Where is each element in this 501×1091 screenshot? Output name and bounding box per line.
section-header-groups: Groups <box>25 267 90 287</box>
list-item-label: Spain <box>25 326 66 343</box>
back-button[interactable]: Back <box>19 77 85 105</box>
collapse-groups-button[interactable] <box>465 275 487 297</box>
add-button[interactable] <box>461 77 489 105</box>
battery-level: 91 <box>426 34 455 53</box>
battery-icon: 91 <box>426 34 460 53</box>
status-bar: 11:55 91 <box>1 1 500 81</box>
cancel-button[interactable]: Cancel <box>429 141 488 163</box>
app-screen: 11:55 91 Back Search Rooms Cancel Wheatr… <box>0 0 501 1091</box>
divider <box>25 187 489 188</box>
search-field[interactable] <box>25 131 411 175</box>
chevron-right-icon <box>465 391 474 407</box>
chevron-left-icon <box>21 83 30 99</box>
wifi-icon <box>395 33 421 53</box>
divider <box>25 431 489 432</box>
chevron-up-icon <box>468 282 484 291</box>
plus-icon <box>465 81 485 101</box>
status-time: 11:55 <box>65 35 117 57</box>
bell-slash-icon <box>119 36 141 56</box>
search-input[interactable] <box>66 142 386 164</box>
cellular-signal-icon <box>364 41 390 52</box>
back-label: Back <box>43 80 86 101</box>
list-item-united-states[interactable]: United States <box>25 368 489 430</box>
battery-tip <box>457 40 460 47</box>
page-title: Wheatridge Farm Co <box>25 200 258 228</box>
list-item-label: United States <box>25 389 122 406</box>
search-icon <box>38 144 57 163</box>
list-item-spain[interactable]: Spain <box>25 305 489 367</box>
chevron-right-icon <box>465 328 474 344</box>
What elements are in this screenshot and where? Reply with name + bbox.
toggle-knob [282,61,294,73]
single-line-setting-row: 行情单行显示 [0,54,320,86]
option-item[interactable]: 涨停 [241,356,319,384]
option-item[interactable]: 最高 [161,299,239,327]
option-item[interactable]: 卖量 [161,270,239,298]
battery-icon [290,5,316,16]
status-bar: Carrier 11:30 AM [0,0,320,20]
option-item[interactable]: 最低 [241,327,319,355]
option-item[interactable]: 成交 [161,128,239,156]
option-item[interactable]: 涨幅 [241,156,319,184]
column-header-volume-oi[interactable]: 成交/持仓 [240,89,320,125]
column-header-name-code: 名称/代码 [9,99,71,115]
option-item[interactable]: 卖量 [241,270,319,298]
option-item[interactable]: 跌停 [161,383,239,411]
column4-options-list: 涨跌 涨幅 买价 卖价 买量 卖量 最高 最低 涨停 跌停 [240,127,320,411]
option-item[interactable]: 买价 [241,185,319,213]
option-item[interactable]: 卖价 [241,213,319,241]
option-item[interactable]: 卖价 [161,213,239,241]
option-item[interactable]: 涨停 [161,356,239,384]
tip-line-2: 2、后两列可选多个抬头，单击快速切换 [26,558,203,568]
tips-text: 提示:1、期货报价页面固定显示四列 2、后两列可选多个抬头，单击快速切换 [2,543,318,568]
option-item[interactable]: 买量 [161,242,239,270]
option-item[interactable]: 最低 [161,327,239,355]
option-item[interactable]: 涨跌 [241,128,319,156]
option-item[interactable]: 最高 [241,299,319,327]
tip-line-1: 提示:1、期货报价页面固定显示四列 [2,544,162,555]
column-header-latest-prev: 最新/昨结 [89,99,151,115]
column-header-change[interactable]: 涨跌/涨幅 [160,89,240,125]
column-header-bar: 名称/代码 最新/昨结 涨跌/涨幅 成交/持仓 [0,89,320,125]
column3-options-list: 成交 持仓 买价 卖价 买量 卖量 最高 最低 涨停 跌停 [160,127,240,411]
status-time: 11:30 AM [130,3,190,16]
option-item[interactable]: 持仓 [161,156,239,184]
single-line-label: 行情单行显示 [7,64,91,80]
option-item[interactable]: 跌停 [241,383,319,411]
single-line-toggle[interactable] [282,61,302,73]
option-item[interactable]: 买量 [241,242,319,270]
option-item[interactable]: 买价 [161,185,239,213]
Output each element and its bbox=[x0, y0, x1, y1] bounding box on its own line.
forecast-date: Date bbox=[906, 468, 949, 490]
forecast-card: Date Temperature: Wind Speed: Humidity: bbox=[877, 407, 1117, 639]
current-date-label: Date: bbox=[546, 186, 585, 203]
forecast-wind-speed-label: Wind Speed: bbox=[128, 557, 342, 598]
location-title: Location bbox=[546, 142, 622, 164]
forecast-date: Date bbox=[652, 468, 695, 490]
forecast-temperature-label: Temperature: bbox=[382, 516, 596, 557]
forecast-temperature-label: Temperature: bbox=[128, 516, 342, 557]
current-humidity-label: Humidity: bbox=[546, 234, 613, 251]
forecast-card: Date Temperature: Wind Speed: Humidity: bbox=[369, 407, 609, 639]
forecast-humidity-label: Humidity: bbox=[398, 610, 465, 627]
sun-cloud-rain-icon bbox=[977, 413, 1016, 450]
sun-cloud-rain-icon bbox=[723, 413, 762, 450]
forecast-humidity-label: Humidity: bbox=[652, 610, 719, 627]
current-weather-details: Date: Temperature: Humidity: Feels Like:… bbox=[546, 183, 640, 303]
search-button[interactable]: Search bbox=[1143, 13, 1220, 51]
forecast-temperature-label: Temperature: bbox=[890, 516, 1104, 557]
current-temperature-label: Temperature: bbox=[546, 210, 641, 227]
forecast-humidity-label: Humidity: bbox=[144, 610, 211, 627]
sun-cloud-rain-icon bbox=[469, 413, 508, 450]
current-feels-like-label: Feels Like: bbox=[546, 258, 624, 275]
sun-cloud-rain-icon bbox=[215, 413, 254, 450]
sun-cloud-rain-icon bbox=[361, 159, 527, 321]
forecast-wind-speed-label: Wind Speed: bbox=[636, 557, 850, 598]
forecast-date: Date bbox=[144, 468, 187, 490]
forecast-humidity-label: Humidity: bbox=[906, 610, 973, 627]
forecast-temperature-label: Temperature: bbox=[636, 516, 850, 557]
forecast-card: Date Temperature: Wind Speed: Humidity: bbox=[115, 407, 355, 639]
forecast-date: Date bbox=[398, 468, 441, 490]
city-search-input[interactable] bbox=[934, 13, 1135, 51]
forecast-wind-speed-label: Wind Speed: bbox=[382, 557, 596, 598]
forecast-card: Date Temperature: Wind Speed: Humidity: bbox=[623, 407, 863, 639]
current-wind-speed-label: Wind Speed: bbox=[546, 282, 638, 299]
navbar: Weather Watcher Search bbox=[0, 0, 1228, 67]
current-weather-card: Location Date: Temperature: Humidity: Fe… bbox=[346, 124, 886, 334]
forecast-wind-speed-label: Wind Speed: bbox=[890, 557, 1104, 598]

════════════════════

▸ Request:
Retype the stretch of the records from the start through the line containing "page-title: Wheatridge Farm", copying every line unchanged.

▸ Output of the task:
Where is each element in this 501×1091 screenshot? Output name and bounding box per line.
section-header-groups: Groups <box>25 267 90 287</box>
list-item-label: Spain <box>25 326 66 343</box>
back-button[interactable]: Back <box>19 77 85 105</box>
collapse-groups-button[interactable] <box>465 275 487 297</box>
add-button[interactable] <box>461 77 489 105</box>
battery-level: 91 <box>426 34 455 53</box>
battery-icon: 91 <box>426 34 460 53</box>
status-bar: 11:55 91 <box>1 1 500 81</box>
cancel-button[interactable]: Cancel <box>429 141 488 163</box>
app-screen: 11:55 91 Back Search Rooms Cancel Wheatr… <box>0 0 501 1091</box>
divider <box>25 187 489 188</box>
search-field[interactable] <box>25 131 411 175</box>
chevron-right-icon <box>465 391 474 407</box>
chevron-left-icon <box>21 83 30 99</box>
wifi-icon <box>395 33 421 53</box>
divider <box>25 431 489 432</box>
chevron-up-icon <box>468 282 484 291</box>
plus-icon <box>465 81 485 101</box>
status-time: 11:55 <box>65 35 117 57</box>
bell-slash-icon <box>119 36 141 56</box>
search-input[interactable] <box>66 142 386 164</box>
cellular-signal-icon <box>364 41 390 52</box>
back-label: Back <box>43 80 86 101</box>
list-item-united-states[interactable]: United States <box>25 368 489 430</box>
battery-tip <box>457 40 460 47</box>
page-title: Wheatridge Farm Co <box>25 200 258 228</box>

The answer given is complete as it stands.